- _Set task_
How many of the lines contain the string "Брызгаловское"? Give the number, with no other words.

- _Entries provided_
* Begin *

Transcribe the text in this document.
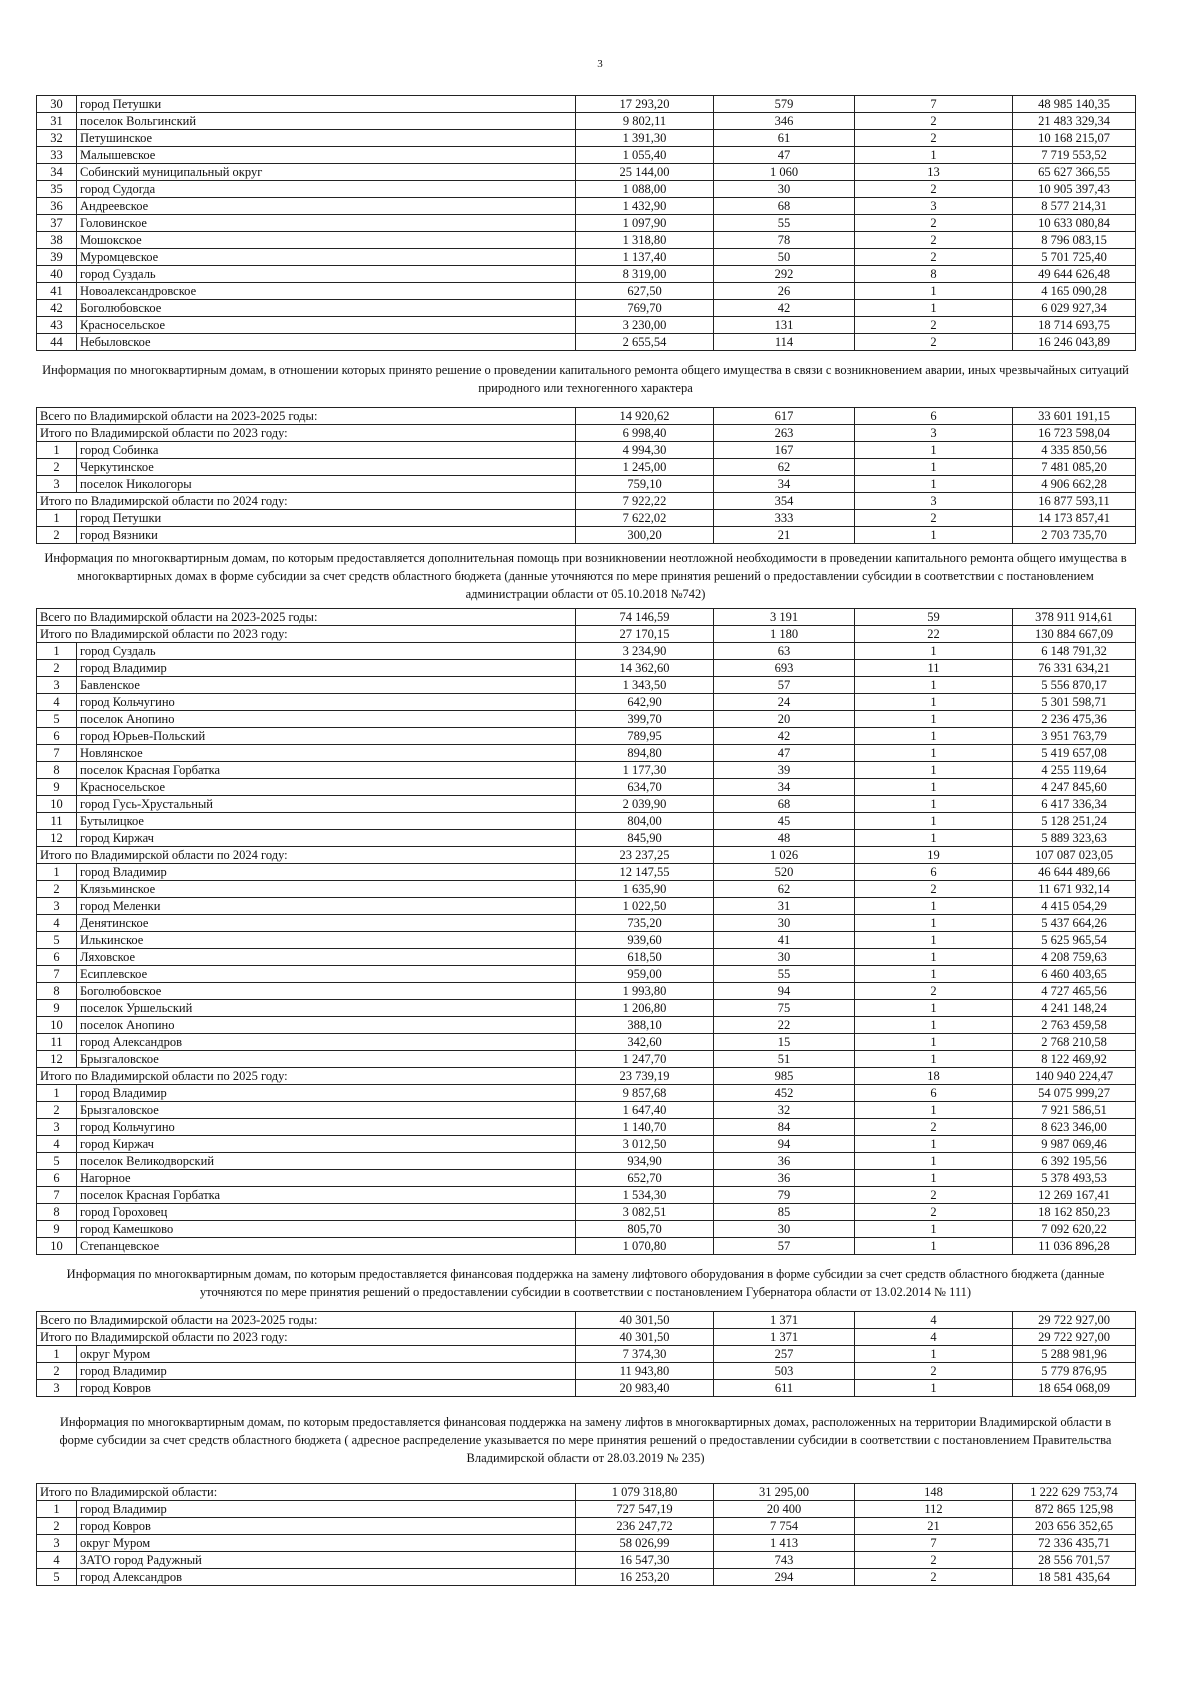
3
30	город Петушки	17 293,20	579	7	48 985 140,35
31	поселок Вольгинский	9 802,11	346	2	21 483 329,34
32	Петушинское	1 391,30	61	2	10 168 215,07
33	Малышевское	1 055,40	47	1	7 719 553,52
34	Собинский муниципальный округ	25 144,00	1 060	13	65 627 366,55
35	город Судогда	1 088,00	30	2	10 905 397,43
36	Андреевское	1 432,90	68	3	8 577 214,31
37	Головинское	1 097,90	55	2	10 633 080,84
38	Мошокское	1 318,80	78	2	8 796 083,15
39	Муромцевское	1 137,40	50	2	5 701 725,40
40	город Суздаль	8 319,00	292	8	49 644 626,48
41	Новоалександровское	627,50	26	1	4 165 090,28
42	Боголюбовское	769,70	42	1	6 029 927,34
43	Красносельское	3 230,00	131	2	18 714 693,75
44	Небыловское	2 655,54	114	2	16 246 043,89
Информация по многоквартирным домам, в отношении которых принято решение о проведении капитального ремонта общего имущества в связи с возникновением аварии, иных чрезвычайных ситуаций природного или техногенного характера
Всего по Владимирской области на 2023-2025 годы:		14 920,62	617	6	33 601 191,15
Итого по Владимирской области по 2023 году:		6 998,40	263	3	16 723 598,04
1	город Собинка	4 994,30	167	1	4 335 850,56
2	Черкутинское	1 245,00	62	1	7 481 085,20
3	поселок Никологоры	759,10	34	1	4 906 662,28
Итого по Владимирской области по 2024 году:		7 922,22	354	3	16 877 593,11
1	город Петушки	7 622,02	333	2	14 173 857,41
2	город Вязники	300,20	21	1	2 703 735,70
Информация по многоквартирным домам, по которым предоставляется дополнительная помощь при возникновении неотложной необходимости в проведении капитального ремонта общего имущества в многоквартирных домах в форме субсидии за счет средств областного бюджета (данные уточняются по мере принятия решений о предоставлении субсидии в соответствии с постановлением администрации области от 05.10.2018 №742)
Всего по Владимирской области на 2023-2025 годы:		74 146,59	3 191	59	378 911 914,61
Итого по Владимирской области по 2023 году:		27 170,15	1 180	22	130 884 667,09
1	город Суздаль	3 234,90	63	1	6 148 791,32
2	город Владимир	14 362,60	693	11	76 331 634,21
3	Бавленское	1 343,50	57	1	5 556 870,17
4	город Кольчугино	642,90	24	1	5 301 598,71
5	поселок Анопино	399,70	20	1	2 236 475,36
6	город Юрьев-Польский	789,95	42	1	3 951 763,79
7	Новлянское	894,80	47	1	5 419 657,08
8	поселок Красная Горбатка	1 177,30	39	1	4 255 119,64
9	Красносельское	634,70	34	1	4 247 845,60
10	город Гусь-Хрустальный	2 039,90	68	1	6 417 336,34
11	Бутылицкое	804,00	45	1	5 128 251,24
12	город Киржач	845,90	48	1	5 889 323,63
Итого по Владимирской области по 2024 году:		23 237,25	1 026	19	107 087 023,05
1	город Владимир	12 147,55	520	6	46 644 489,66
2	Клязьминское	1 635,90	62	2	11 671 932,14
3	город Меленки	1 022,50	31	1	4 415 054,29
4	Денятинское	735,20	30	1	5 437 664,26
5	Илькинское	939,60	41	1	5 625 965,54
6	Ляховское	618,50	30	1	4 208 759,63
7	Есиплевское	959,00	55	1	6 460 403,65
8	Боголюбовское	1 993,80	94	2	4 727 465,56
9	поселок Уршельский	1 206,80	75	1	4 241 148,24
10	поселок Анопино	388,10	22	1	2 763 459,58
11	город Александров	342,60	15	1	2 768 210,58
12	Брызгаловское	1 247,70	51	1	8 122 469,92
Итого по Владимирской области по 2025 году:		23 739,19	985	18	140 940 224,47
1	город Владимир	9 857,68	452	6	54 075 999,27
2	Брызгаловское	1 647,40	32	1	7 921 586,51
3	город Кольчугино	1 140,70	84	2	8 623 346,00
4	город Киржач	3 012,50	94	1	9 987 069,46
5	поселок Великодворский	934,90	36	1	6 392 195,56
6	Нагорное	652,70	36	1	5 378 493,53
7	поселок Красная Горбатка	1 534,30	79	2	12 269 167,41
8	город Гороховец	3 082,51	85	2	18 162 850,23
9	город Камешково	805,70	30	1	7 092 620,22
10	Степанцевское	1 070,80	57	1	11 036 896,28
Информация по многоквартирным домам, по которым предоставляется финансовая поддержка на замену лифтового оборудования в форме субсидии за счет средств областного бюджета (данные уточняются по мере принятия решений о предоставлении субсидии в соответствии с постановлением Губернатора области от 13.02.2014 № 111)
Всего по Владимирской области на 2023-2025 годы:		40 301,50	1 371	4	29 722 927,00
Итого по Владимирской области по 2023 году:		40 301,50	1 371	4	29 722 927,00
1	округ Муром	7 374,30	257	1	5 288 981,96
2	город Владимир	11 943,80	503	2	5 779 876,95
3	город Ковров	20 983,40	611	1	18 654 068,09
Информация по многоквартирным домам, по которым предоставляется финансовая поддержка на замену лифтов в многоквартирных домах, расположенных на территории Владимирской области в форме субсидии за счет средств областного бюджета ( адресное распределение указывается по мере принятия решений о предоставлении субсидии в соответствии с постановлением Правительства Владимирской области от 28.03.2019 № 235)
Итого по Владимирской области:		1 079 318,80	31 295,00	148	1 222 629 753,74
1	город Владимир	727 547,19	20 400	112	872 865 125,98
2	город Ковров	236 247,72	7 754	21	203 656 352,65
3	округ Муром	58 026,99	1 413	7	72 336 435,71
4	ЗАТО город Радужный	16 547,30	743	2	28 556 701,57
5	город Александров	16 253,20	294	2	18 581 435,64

* End *

- _Exercise output_
2